Spatial layout data:
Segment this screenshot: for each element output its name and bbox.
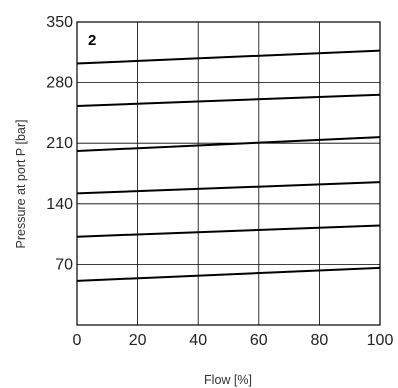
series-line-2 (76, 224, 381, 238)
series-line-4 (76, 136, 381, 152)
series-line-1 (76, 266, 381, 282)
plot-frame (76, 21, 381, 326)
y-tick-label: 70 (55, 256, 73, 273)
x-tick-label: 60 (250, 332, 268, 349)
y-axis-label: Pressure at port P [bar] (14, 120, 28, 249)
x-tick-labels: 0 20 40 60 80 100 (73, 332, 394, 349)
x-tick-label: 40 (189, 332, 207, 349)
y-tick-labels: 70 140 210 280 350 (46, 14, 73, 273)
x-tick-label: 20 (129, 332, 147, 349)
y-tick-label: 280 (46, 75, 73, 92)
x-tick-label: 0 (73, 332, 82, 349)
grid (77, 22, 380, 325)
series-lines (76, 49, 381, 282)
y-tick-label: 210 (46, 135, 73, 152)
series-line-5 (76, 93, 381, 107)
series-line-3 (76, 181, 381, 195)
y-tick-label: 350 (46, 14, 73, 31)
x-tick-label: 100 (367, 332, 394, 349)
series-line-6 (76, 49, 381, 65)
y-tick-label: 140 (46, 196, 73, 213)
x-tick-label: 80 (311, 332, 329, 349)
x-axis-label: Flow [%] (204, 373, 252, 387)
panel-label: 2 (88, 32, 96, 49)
---
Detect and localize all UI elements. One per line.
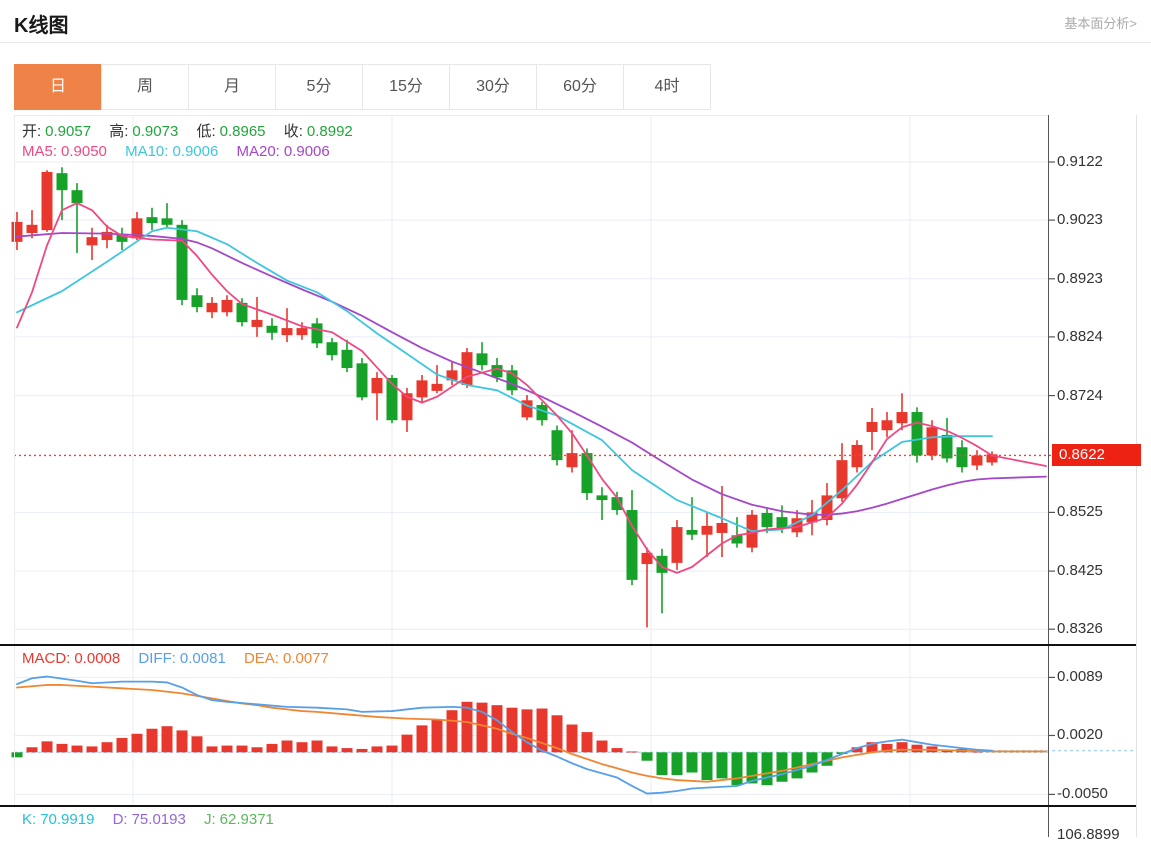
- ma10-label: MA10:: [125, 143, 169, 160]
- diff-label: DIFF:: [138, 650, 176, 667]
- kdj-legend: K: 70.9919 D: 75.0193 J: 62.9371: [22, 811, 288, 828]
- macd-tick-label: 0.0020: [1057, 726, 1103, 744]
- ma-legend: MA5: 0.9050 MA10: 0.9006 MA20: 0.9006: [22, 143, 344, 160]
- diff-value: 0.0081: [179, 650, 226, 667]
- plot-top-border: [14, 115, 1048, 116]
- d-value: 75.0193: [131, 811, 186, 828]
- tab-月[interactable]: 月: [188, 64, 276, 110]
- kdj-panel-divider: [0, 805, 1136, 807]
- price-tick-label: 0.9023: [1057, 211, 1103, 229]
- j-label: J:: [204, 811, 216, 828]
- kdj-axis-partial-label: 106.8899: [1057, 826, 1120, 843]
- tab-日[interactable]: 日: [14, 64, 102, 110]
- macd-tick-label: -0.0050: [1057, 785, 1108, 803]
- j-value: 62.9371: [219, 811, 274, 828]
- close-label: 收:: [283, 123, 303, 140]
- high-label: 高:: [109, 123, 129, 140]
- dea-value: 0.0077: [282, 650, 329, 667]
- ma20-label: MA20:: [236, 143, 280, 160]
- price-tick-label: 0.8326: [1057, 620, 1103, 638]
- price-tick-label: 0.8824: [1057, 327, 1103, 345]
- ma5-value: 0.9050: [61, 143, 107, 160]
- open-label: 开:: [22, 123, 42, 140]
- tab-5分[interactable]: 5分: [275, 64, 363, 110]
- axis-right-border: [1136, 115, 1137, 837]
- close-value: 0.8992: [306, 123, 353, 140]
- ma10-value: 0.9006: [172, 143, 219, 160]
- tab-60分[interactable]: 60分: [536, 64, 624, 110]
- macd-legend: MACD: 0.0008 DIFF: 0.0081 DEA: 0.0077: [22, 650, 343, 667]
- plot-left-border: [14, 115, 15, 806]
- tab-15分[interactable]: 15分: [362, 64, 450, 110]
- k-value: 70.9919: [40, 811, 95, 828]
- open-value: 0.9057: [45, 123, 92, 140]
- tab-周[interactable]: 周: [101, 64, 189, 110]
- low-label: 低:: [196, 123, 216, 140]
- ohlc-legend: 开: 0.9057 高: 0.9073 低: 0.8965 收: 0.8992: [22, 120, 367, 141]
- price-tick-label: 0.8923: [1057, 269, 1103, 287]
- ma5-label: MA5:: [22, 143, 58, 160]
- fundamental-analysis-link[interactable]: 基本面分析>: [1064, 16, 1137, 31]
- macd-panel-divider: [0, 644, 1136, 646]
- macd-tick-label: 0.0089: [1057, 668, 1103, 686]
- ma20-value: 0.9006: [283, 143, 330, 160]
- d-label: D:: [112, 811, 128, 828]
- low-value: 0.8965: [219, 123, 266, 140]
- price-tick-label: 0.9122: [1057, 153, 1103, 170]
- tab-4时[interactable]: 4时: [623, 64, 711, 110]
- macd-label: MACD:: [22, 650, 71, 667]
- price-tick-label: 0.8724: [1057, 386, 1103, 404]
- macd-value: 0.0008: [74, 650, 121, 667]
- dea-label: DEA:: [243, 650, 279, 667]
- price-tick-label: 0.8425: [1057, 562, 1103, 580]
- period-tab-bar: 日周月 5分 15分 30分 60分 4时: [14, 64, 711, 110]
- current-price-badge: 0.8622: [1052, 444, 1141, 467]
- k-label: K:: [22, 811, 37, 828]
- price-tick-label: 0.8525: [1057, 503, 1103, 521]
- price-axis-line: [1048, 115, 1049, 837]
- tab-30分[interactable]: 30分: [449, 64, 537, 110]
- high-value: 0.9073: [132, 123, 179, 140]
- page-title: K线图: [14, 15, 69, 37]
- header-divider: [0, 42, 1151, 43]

■ **Exercise instructions**: Copy out the entries word for word, from the line with "series-line-2 (76, 224, 381, 238)" up to and including the line with "x-tick-label: 100 (367, 332, 394, 349)".

■ **Response to this exercise**:
series-line-2 (76, 224, 381, 238)
series-line-4 (76, 136, 381, 152)
series-line-1 (76, 266, 381, 282)
plot-frame (76, 21, 381, 326)
y-tick-label: 70 (55, 256, 73, 273)
x-tick-label: 60 (250, 332, 268, 349)
y-axis-label: Pressure at port P [bar] (14, 120, 28, 249)
x-tick-labels: 0 20 40 60 80 100 (73, 332, 394, 349)
x-tick-label: 40 (189, 332, 207, 349)
y-tick-labels: 70 140 210 280 350 (46, 14, 73, 273)
x-tick-label: 20 (129, 332, 147, 349)
y-tick-label: 280 (46, 75, 73, 92)
x-tick-label: 0 (73, 332, 82, 349)
grid (77, 22, 380, 325)
series-lines (76, 49, 381, 282)
y-tick-label: 210 (46, 135, 73, 152)
series-line-5 (76, 93, 381, 107)
series-line-3 (76, 181, 381, 195)
y-tick-label: 350 (46, 14, 73, 31)
x-tick-label: 100 (367, 332, 394, 349)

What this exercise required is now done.